┌────────
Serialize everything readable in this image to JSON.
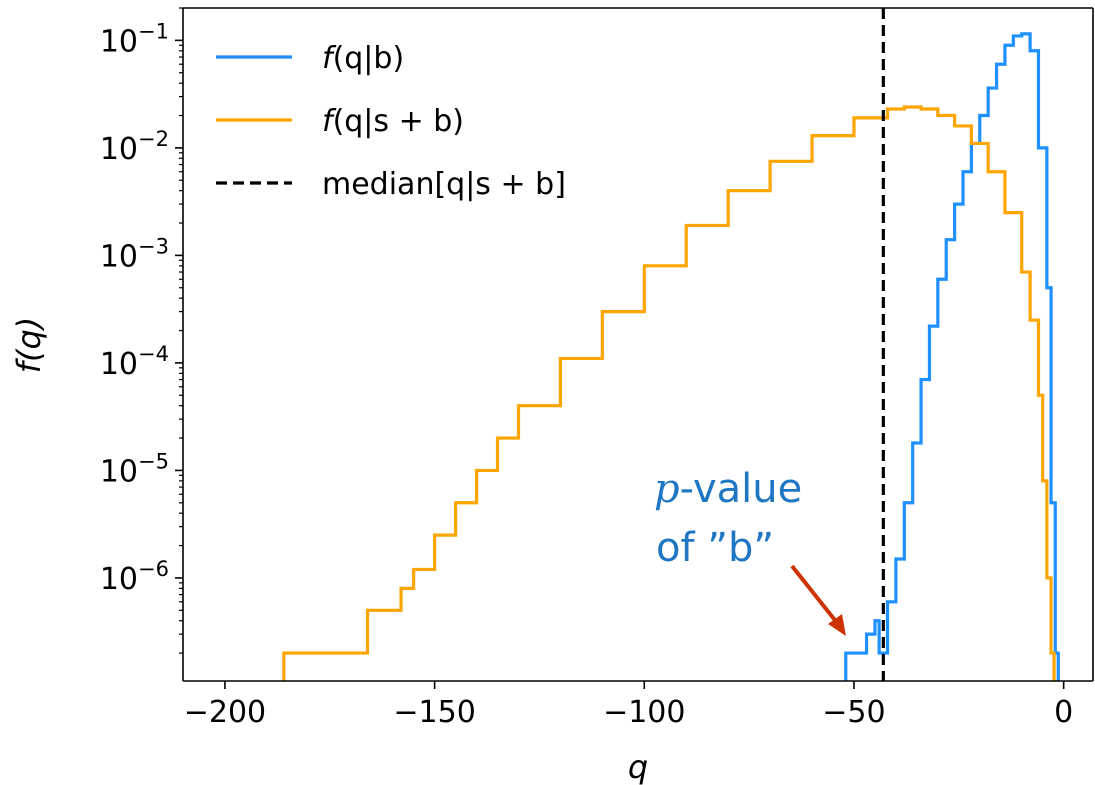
{
  "chart_data": {
    "type": "line",
    "xlabel": "q",
    "ylabel": "f(q)",
    "xlim": [
      -210,
      7
    ],
    "ylim": [
      1.1e-07,
      0.2
    ],
    "y_scale": "log",
    "xticks": [
      {
        "value": -200,
        "label": "−200"
      },
      {
        "value": -150,
        "label": "−150"
      },
      {
        "value": -100,
        "label": "−100"
      },
      {
        "value": -50,
        "label": "−50"
      },
      {
        "value": 0,
        "label": "0"
      }
    ],
    "yticks": [
      {
        "exp": -1,
        "base": "10",
        "sup": "−1"
      },
      {
        "exp": -2,
        "base": "10",
        "sup": "−2"
      },
      {
        "exp": -3,
        "base": "10",
        "sup": "−3"
      },
      {
        "exp": -4,
        "base": "10",
        "sup": "−4"
      },
      {
        "exp": -5,
        "base": "10",
        "sup": "−5"
      },
      {
        "exp": -6,
        "base": "10",
        "sup": "−6"
      }
    ],
    "legend_position": "top-left",
    "series": [
      {
        "name": "f(q|b)",
        "color": "#1e90ff",
        "style": "step",
        "x": [
          -51,
          -49,
          -47,
          -45,
          -44,
          -42,
          -40,
          -38,
          -36,
          -34,
          -32,
          -30,
          -28,
          -26,
          -24,
          -22,
          -20,
          -18,
          -16,
          -14,
          -12,
          -10,
          -8,
          -6,
          -4,
          -3,
          -2
        ],
        "y": [
          2e-07,
          2e-07,
          3e-07,
          4e-07,
          2e-07,
          6e-07,
          1.5e-06,
          5e-06,
          1.8e-05,
          7e-05,
          0.00022,
          0.0006,
          0.0014,
          0.003,
          0.006,
          0.011,
          0.02,
          0.036,
          0.06,
          0.09,
          0.11,
          0.115,
          0.08,
          0.01,
          0.0005,
          5e-06,
          2e-07
        ]
      },
      {
        "name": "f(q|s+b)",
        "color": "#ffa500",
        "style": "step",
        "x": [
          -185,
          -180,
          -175,
          -170,
          -166,
          -162,
          -158,
          -155,
          -150,
          -145,
          -140,
          -135,
          -130,
          -120,
          -110,
          -100,
          -90,
          -80,
          -70,
          -60,
          -50,
          -42,
          -38,
          -34,
          -30,
          -26,
          -22,
          -18,
          -14,
          -10,
          -8,
          -6,
          -5,
          -4,
          -3
        ],
        "y": [
          2e-07,
          2e-07,
          2e-07,
          2e-07,
          5e-07,
          5e-07,
          8e-07,
          1.2e-06,
          2.5e-06,
          5e-06,
          1e-05,
          2e-05,
          4e-05,
          0.00011,
          0.0003,
          0.0008,
          0.0019,
          0.004,
          0.0075,
          0.013,
          0.019,
          0.023,
          0.024,
          0.023,
          0.02,
          0.016,
          0.011,
          0.006,
          0.0025,
          0.0007,
          0.00025,
          5e-05,
          8e-06,
          1e-06,
          2e-07
        ]
      }
    ],
    "vlines": [
      {
        "name": "median[q|s+b]",
        "x": -43,
        "color": "#000000",
        "dash": "dashed"
      }
    ],
    "annotation": {
      "line1_italic": "p",
      "line1_rest": "-value",
      "line2": "of ”b”",
      "color": "#1f77c4",
      "arrow_color": "#cc3300"
    }
  },
  "legend": {
    "items": [
      {
        "label_prefix": "f",
        "label_rest": "(q|b)",
        "color": "#1e90ff",
        "dash": "solid"
      },
      {
        "label_prefix": "f",
        "label_rest": "(q|s + b)",
        "color": "#ffa500",
        "dash": "solid"
      },
      {
        "label_prefix": "",
        "label_rest": "median[q|s + b]",
        "color": "#000000",
        "dash": "dashed"
      }
    ]
  }
}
└────────
• **What to produce**:
Without the pictures, write out all of the material exactly.

• **Result for this exercise**:
Serialize everything readable in this image to JSON.
{
  "chart_data": {
    "type": "line",
    "xlabel": "q",
    "ylabel": "f(q)",
    "xlim": [
      -210,
      7
    ],
    "ylim": [
      1.1e-07,
      0.2
    ],
    "y_scale": "log",
    "xticks": [
      {
        "value": -200,
        "label": "−200"
      },
      {
        "value": -150,
        "label": "−150"
      },
      {
        "value": -100,
        "label": "−100"
      },
      {
        "value": -50,
        "label": "−50"
      },
      {
        "value": 0,
        "label": "0"
      }
    ],
    "yticks": [
      {
        "exp": -1,
        "base": "10",
        "sup": "−1"
      },
      {
        "exp": -2,
        "base": "10",
        "sup": "−2"
      },
      {
        "exp": -3,
        "base": "10",
        "sup": "−3"
      },
      {
        "exp": -4,
        "base": "10",
        "sup": "−4"
      },
      {
        "exp": -5,
        "base": "10",
        "sup": "−5"
      },
      {
        "exp": -6,
        "base": "10",
        "sup": "−6"
      }
    ],
    "legend_position": "top-left",
    "series": [
      {
        "name": "f(q|b)",
        "color": "#1e90ff",
        "style": "step",
        "x": [
          -51,
          -49,
          -47,
          -45,
          -44,
          -42,
          -40,
          -38,
          -36,
          -34,
          -32,
          -30,
          -28,
          -26,
          -24,
          -22,
          -20,
          -18,
          -16,
          -14,
          -12,
          -10,
          -8,
          -6,
          -4,
          -3,
          -2
        ],
        "y": [
          2e-07,
          2e-07,
          3e-07,
          4e-07,
          2e-07,
          6e-07,
          1.5e-06,
          5e-06,
          1.8e-05,
          7e-05,
          0.00022,
          0.0006,
          0.0014,
          0.003,
          0.006,
          0.011,
          0.02,
          0.036,
          0.06,
          0.09,
          0.11,
          0.115,
          0.08,
          0.01,
          0.0005,
          5e-06,
          2e-07
        ]
      },
      {
        "name": "f(q|s+b)",
        "color": "#ffa500",
        "style": "step",
        "x": [
          -185,
          -180,
          -175,
          -170,
          -166,
          -162,
          -158,
          -155,
          -150,
          -145,
          -140,
          -135,
          -130,
          -120,
          -110,
          -100,
          -90,
          -80,
          -70,
          -60,
          -50,
          -42,
          -38,
          -34,
          -30,
          -26,
          -22,
          -18,
          -14,
          -10,
          -8,
          -6,
          -5,
          -4,
          -3
        ],
        "y": [
          2e-07,
          2e-07,
          2e-07,
          2e-07,
          5e-07,
          5e-07,
          8e-07,
          1.2e-06,
          2.5e-06,
          5e-06,
          1e-05,
          2e-05,
          4e-05,
          0.00011,
          0.0003,
          0.0008,
          0.0019,
          0.004,
          0.0075,
          0.013,
          0.019,
          0.023,
          0.024,
          0.023,
          0.02,
          0.016,
          0.011,
          0.006,
          0.0025,
          0.0007,
          0.00025,
          5e-05,
          8e-06,
          1e-06,
          2e-07
        ]
      }
    ],
    "vlines": [
      {
        "name": "median[q|s+b]",
        "x": -43,
        "color": "#000000",
        "dash": "dashed"
      }
    ],
    "annotation": {
      "line1_italic": "p",
      "line1_rest": "-value",
      "line2": "of ”b”",
      "color": "#1f77c4",
      "arrow_color": "#cc3300"
    }
  },
  "legend": {
    "items": [
      {
        "label_prefix": "f",
        "label_rest": "(q|b)",
        "color": "#1e90ff",
        "dash": "solid"
      },
      {
        "label_prefix": "f",
        "label_rest": "(q|s + b)",
        "color": "#ffa500",
        "dash": "solid"
      },
      {
        "label_prefix": "",
        "label_rest": "median[q|s + b]",
        "color": "#000000",
        "dash": "dashed"
      }
    ]
  }
}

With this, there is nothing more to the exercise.